#### [Instructions to follow]
Reproduce the records from their start through the line that contains "svg-text:PRELIMINARY: PRELIMINARY: [1521, 362, 1544, 518]", both ends included, with "Temperature (°C)" replaced by "Temp (°C)" wherever it occurs and everything else left as is.

#### [Data excerpts]
——
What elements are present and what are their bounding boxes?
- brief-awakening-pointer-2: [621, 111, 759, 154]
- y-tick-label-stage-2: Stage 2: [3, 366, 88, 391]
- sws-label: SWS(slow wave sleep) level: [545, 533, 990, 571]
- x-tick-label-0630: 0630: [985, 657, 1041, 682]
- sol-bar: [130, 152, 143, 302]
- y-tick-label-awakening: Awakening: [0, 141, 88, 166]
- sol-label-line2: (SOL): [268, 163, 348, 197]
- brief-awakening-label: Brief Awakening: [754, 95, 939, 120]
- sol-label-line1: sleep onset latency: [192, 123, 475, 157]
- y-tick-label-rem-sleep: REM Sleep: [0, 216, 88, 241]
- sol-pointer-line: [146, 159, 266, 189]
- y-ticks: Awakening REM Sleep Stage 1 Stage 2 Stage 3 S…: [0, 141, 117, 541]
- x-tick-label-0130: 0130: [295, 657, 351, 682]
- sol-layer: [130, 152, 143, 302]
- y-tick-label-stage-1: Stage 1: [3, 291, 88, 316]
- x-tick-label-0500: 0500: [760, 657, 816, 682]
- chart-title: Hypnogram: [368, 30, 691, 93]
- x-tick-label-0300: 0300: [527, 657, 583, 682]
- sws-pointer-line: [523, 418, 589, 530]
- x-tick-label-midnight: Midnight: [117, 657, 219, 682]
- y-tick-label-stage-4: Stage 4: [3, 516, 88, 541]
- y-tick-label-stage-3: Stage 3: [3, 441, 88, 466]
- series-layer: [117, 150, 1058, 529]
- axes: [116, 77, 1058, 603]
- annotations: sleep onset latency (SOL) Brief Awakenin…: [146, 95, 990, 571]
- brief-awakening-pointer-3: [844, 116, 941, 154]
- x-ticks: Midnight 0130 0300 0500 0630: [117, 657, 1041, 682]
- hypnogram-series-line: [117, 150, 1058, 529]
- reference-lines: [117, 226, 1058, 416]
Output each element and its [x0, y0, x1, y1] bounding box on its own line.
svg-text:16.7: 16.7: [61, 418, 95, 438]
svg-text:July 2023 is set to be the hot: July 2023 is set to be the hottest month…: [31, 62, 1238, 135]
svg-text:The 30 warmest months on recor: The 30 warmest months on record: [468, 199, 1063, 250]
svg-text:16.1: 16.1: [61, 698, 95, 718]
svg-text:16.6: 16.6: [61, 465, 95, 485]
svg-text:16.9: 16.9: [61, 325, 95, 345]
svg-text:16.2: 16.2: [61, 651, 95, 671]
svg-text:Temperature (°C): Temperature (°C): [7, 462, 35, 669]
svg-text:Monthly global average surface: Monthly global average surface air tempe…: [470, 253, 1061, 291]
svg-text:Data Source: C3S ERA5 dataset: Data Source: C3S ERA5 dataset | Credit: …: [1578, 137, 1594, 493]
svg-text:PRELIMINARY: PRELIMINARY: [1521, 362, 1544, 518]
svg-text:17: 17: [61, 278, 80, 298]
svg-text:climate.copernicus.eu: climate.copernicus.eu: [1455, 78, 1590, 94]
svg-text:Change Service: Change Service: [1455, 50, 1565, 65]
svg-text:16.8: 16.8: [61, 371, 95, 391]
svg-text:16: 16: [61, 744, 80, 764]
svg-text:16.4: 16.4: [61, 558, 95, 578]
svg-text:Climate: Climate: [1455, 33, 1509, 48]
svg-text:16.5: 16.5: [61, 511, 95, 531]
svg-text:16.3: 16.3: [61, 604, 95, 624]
——
#### [Result]
What elements are present and what are their bounding boxes?
- brief-awakening-pointer-2: [621, 111, 759, 154]
- y-tick-label-stage-2: Stage 2: [3, 366, 88, 391]
- sws-label: SWS(slow wave sleep) level: [545, 533, 990, 571]
- x-tick-label-0630: 0630: [985, 657, 1041, 682]
- sol-bar: [130, 152, 143, 302]
- y-tick-label-awakening: Awakening: [0, 141, 88, 166]
- sol-label-line2: (SOL): [268, 163, 348, 197]
- brief-awakening-label: Brief Awakening: [754, 95, 939, 120]
- sol-label-line1: sleep onset latency: [192, 123, 475, 157]
- y-tick-label-rem-sleep: REM Sleep: [0, 216, 88, 241]
- sol-pointer-line: [146, 159, 266, 189]
- y-ticks: Awakening REM Sleep Stage 1 Stage 2 Stage 3 S…: [0, 141, 117, 541]
- x-tick-label-0130: 0130: [295, 657, 351, 682]
- sol-layer: [130, 152, 143, 302]
- y-tick-label-stage-1: Stage 1: [3, 291, 88, 316]
- x-tick-label-0500: 0500: [760, 657, 816, 682]
- chart-title: Hypnogram: [368, 30, 691, 93]
- x-tick-label-0300: 0300: [527, 657, 583, 682]
- sws-pointer-line: [523, 418, 589, 530]
- x-tick-label-midnight: Midnight: [117, 657, 219, 682]
- y-tick-label-stage-4: Stage 4: [3, 516, 88, 541]
- y-tick-label-stage-3: Stage 3: [3, 441, 88, 466]
- series-layer: [117, 150, 1058, 529]
- axes: [116, 77, 1058, 603]
- annotations: sleep onset latency (SOL) Brief Awakenin…: [146, 95, 990, 571]
- brief-awakening-pointer-3: [844, 116, 941, 154]
- x-ticks: Midnight 0130 0300 0500 0630: [117, 657, 1041, 682]
- hypnogram-series-line: [117, 150, 1058, 529]
- reference-lines: [117, 226, 1058, 416]
Output each element and its [x0, y0, x1, y1] bounding box on its own line.
svg-text:16.7: 16.7: [61, 418, 95, 438]
svg-text:July 2023 is set to be the hot: July 2023 is set to be the hottest month…: [31, 62, 1238, 135]
svg-text:The 30 warmest months on recor: The 30 warmest months on record: [468, 199, 1063, 250]
svg-text:16.1: 16.1: [61, 698, 95, 718]
svg-text:16.6: 16.6: [61, 465, 95, 485]
svg-text:16.9: 16.9: [61, 325, 95, 345]
svg-text:16.2: 16.2: [61, 651, 95, 671]
svg-text:Temp (°C): Temp (°C): [7, 462, 35, 669]
svg-text:Monthly global average surface: Monthly global average surface air tempe…: [470, 253, 1061, 291]
svg-text:Data Source: C3S ERA5 dataset: Data Source: C3S ERA5 dataset | Credit: …: [1578, 137, 1594, 493]
svg-text:PRELIMINARY: PRELIMINARY: [1521, 362, 1544, 518]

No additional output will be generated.